## Start Dataset entries

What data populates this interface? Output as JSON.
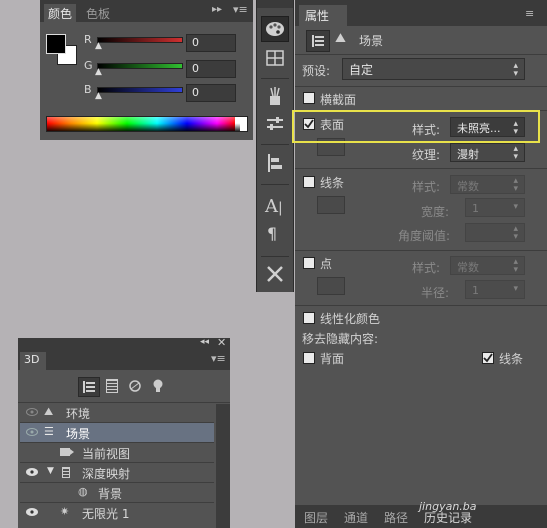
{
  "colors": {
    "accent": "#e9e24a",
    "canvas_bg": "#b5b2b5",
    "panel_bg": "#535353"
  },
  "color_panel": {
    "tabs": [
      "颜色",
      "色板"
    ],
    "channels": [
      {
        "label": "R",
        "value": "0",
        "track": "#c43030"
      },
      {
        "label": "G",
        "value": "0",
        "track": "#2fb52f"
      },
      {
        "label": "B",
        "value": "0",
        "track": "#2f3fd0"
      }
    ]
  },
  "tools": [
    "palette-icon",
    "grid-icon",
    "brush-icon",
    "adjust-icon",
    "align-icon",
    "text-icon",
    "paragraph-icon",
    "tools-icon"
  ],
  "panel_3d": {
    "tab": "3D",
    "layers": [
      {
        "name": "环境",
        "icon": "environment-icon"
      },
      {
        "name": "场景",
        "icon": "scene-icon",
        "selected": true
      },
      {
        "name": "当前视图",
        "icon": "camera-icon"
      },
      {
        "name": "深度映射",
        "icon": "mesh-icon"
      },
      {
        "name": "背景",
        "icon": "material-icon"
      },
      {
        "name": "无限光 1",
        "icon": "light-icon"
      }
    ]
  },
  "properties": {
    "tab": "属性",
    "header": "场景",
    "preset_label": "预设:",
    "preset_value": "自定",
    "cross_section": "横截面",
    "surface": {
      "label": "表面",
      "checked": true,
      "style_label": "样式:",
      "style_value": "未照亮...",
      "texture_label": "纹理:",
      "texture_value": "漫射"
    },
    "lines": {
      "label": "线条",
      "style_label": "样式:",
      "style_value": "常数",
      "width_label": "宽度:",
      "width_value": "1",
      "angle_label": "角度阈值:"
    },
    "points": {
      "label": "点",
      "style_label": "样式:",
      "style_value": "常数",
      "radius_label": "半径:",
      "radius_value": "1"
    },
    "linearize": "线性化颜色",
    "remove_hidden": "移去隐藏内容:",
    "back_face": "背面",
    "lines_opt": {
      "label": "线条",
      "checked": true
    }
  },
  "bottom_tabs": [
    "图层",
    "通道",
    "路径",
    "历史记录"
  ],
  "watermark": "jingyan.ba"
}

## End Dataset entries
## Start Dataset entries

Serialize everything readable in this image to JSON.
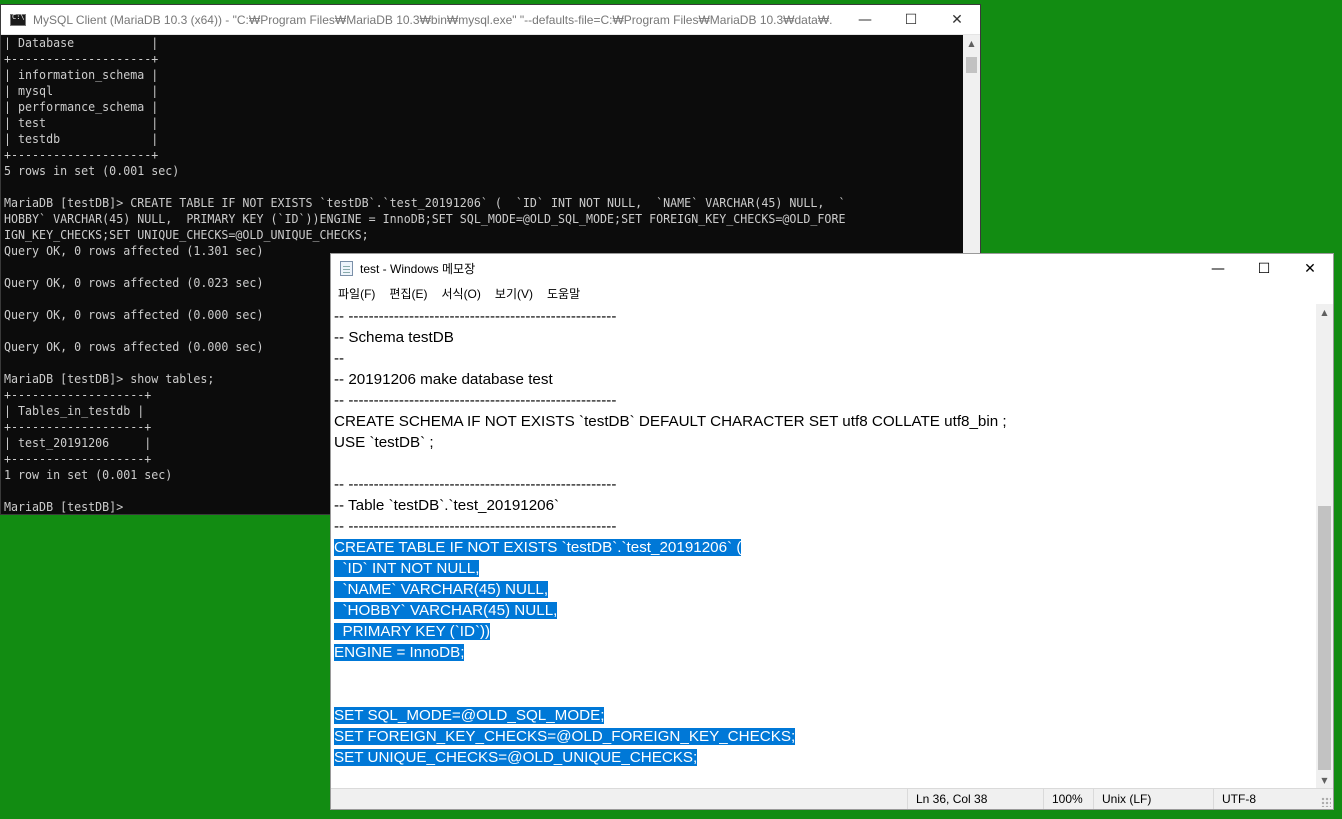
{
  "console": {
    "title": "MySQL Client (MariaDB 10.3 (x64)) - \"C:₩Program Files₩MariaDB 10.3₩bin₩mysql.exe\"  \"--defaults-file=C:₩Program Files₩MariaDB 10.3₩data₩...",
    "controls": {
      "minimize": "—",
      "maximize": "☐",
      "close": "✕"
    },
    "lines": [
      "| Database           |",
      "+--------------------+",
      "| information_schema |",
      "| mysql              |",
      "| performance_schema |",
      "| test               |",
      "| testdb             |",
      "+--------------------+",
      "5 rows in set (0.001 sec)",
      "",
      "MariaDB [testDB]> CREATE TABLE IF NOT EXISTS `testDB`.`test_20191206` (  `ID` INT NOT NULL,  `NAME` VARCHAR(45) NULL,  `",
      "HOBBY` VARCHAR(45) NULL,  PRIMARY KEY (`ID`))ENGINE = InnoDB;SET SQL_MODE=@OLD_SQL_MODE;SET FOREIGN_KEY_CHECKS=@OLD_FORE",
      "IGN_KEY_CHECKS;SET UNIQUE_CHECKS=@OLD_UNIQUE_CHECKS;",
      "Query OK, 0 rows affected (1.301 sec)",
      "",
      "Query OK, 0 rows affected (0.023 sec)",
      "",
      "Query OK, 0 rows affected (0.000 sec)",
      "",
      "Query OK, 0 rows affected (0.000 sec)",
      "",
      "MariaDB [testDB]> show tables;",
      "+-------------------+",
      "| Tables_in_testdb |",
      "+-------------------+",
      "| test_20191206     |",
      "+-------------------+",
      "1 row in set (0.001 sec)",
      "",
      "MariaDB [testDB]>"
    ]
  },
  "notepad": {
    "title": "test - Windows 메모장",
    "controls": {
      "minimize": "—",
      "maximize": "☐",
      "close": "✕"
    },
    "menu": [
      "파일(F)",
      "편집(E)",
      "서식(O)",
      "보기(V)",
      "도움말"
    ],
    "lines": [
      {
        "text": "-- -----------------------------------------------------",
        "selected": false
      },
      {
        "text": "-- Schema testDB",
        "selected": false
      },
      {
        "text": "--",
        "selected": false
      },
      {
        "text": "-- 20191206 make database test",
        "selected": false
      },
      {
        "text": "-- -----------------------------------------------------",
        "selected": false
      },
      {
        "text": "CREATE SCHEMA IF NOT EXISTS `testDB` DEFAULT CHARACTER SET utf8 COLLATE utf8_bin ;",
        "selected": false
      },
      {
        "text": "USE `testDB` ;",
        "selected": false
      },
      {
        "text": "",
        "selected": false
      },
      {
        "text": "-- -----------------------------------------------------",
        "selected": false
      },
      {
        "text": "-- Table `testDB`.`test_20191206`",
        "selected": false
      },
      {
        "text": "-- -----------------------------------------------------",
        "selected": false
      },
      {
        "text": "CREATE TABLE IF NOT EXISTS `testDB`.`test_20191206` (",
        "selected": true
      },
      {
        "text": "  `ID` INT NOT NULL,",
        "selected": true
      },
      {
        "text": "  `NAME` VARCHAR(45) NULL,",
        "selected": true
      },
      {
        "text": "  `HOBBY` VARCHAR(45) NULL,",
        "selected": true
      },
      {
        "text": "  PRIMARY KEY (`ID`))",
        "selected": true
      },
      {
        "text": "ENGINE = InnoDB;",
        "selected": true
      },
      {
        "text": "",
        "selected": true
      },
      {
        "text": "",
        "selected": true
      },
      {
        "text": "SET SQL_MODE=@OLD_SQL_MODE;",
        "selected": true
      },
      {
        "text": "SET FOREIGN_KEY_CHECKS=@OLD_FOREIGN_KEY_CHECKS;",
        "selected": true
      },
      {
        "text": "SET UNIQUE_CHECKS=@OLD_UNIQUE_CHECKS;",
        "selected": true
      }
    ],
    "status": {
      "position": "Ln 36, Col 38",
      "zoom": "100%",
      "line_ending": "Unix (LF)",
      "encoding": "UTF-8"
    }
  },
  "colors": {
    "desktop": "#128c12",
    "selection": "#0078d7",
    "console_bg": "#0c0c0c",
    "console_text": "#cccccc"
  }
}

## End Dataset entries

**Directions for this task**
Copy out each line of the records where the string "JSON" appears.

**In response**
What data populates this interface? Output as JSON.
Serialize everything readable in this image to JSON.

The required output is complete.